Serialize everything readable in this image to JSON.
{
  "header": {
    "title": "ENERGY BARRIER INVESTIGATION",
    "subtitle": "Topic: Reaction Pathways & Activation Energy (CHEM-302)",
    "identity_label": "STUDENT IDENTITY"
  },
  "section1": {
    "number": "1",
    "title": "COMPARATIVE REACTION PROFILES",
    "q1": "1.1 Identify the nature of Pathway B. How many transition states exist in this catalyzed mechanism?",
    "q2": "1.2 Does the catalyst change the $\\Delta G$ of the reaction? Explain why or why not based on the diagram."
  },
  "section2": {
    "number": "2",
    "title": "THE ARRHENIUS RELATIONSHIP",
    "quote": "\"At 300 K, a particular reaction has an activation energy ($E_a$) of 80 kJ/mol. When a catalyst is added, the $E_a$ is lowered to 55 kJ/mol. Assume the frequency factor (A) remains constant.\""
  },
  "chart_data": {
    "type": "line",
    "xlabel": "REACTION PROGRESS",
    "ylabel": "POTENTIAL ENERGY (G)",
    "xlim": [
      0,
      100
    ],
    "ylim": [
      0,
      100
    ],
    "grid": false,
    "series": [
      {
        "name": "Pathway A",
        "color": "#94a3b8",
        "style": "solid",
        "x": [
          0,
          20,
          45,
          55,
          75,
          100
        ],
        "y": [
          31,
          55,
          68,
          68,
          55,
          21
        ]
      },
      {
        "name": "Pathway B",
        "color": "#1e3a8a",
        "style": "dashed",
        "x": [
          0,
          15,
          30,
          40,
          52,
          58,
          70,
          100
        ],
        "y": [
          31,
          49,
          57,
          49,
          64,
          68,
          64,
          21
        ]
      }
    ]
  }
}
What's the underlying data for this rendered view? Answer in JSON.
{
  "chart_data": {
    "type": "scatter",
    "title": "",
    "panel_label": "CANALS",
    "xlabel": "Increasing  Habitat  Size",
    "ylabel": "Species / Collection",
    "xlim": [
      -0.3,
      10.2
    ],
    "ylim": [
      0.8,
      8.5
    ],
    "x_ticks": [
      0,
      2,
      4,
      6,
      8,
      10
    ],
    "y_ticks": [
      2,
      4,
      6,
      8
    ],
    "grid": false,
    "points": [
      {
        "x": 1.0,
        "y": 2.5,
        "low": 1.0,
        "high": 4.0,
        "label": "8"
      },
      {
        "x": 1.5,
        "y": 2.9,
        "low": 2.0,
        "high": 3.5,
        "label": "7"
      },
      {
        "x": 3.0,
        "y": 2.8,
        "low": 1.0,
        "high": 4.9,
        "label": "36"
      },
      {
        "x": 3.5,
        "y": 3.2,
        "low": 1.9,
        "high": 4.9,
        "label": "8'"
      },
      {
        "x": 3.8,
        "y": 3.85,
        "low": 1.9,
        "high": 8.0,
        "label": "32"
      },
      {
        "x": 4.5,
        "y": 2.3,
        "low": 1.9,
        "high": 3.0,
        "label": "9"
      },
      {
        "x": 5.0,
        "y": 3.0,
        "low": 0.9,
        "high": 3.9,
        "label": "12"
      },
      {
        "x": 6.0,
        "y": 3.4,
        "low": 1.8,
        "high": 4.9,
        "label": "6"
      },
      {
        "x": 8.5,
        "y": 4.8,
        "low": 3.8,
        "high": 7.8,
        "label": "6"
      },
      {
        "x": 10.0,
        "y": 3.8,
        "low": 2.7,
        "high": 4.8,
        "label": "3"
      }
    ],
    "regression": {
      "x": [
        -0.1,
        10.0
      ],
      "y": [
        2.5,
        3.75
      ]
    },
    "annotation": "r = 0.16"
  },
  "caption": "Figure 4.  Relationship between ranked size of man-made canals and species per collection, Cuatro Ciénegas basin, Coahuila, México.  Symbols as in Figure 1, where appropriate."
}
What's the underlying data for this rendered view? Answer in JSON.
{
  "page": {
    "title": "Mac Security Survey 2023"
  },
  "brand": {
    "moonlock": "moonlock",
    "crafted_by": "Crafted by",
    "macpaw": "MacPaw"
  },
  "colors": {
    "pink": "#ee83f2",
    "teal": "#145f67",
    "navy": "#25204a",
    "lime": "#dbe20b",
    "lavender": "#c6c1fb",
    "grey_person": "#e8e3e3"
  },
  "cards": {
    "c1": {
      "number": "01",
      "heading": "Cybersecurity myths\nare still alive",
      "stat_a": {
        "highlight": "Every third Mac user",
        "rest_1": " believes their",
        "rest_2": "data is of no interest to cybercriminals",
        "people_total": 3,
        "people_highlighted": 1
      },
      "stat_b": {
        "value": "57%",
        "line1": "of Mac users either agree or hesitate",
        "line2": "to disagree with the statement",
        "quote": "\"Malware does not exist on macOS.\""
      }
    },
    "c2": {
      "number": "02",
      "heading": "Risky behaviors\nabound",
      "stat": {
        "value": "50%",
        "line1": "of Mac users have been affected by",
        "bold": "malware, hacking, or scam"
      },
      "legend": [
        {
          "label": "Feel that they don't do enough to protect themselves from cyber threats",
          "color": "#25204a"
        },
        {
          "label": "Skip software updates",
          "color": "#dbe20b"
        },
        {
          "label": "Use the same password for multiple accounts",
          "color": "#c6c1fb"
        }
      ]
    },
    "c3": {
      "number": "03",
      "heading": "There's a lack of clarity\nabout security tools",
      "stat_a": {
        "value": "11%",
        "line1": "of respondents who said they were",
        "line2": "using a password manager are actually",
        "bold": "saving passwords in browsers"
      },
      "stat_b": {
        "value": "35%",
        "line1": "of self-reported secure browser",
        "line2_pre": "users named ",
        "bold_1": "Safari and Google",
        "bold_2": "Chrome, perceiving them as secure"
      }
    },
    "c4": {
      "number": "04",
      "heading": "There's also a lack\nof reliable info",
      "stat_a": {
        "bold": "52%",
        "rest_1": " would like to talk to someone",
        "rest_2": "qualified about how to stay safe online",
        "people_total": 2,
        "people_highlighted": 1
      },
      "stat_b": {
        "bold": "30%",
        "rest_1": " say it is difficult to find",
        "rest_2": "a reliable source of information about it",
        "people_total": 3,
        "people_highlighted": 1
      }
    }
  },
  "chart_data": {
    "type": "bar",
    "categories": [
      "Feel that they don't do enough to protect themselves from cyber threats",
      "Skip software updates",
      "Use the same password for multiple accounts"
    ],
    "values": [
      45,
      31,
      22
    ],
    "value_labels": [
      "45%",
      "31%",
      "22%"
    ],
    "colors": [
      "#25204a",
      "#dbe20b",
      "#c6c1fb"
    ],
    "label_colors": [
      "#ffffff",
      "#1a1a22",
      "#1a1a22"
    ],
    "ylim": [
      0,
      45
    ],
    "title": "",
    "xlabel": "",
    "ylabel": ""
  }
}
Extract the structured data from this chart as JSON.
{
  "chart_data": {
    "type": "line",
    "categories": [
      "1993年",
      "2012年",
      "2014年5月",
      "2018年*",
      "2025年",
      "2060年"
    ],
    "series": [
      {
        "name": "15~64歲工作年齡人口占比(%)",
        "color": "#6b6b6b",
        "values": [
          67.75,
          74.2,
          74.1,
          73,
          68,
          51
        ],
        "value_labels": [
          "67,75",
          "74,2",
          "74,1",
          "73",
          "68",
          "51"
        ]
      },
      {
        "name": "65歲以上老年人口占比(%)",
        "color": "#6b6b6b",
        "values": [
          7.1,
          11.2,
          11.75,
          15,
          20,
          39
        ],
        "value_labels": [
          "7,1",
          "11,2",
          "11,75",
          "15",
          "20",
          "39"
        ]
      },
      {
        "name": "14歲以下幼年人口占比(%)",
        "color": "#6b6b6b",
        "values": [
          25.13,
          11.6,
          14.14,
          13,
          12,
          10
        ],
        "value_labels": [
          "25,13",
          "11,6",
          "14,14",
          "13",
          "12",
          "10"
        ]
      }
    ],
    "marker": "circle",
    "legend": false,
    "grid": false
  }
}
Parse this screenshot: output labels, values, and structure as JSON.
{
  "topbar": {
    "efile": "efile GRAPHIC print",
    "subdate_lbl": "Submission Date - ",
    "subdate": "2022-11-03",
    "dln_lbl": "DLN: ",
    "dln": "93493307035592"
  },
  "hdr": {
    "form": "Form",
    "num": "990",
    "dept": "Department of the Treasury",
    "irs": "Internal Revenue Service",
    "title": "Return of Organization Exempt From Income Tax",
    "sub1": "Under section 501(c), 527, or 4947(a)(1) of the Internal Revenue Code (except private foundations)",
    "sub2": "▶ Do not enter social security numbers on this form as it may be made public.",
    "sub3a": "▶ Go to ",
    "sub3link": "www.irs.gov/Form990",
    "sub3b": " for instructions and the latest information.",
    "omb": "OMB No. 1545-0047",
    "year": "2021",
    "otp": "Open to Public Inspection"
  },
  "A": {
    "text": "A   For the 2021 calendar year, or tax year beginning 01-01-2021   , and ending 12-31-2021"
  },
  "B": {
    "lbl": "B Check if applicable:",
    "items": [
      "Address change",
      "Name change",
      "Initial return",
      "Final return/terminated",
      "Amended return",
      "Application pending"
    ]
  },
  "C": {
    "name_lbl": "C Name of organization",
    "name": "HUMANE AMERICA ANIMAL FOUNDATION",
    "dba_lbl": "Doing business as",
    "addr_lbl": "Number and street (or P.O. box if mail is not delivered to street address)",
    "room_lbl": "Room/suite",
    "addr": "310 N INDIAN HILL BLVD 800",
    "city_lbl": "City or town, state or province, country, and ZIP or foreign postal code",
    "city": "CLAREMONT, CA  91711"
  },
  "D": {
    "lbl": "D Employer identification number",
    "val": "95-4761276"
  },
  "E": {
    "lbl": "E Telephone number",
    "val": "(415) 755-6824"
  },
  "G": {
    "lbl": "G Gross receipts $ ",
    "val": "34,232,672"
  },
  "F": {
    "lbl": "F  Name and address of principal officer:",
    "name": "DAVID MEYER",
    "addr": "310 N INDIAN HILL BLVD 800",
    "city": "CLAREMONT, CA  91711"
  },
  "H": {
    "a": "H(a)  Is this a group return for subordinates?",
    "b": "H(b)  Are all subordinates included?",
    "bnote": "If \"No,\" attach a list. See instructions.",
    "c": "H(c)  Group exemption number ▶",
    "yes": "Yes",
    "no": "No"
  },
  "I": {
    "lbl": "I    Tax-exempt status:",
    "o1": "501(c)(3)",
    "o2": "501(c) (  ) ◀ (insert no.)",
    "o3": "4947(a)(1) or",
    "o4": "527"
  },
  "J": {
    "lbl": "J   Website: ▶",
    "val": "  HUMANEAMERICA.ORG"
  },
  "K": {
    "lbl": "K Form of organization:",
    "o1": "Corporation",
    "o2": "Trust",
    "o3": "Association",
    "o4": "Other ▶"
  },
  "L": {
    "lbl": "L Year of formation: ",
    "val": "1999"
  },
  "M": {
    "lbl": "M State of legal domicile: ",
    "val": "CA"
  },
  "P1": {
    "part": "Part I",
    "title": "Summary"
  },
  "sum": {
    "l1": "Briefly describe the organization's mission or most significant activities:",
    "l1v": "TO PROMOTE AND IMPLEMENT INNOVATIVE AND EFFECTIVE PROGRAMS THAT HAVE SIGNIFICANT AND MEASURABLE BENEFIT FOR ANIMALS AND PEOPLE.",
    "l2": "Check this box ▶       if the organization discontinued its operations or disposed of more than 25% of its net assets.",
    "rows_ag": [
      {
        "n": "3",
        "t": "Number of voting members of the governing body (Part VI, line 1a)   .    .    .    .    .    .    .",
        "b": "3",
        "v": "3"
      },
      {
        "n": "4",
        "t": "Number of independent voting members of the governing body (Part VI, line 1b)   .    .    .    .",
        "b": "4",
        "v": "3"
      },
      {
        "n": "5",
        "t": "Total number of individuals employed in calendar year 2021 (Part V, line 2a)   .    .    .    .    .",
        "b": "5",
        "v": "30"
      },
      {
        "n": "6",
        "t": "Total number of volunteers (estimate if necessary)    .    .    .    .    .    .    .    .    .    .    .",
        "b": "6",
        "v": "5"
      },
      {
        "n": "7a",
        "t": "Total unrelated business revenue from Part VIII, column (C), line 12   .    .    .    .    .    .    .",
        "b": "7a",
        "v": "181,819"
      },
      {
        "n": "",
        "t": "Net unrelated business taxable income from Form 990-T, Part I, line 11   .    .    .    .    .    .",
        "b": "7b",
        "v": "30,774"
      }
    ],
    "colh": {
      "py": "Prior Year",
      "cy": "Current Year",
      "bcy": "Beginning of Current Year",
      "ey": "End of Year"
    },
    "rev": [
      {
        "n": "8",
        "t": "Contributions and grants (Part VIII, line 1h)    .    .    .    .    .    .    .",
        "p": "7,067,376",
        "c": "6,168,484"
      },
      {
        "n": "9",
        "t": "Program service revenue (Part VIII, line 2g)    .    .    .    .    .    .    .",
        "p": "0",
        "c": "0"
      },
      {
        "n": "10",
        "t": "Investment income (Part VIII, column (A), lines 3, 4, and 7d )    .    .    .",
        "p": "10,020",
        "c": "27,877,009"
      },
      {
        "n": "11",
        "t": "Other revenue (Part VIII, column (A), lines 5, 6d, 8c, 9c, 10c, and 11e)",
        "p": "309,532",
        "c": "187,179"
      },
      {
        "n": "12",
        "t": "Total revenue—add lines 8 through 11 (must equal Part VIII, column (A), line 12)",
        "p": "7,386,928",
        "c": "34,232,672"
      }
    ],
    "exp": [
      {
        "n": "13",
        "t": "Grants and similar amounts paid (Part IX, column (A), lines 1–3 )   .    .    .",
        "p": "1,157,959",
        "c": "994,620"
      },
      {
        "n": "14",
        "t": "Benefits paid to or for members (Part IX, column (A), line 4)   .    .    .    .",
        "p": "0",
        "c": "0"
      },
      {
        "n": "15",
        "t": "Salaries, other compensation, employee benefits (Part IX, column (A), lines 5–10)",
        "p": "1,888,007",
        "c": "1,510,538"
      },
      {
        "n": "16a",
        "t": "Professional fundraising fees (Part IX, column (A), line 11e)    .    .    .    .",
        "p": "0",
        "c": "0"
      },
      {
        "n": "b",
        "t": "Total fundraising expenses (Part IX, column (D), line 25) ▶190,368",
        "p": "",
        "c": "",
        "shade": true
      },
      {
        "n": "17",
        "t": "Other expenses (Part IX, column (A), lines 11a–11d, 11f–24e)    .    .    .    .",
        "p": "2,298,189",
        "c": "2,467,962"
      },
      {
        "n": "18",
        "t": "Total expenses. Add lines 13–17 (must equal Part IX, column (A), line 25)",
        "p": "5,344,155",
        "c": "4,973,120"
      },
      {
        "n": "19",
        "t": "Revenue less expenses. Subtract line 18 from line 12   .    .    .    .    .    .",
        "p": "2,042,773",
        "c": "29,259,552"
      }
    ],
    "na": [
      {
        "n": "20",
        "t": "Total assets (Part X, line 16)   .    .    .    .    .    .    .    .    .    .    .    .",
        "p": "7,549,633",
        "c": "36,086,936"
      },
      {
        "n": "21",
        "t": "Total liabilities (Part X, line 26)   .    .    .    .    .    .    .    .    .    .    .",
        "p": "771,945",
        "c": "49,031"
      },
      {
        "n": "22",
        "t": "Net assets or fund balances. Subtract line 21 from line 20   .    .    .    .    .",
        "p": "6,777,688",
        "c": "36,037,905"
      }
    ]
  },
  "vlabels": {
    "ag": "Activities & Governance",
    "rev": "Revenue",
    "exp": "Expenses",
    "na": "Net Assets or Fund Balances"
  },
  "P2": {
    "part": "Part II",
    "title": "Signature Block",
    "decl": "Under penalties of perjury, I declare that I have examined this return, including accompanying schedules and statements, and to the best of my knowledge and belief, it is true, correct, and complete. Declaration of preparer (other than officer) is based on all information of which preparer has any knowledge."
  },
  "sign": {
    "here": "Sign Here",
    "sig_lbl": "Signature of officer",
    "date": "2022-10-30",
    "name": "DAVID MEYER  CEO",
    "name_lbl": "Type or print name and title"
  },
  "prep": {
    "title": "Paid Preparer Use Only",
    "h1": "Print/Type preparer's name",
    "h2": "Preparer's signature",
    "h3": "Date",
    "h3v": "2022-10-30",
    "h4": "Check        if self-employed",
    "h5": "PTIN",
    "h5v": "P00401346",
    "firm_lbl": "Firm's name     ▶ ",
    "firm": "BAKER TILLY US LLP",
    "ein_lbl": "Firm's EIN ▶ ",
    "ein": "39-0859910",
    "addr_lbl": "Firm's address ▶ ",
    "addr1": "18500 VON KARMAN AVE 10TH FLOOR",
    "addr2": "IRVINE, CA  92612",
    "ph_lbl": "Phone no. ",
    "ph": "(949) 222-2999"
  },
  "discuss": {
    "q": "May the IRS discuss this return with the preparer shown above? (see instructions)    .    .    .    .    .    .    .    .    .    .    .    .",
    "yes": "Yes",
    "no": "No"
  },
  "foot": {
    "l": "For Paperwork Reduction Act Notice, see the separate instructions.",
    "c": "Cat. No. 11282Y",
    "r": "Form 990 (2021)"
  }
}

STATED PROBLEM – Copy out every line of the data that includes "There".

ANSWER FOR THIS EXERCISE –
      "heading": "There's a lack of clarity\nabout security tools",
      "heading": "There's also a lack\nof reliable info",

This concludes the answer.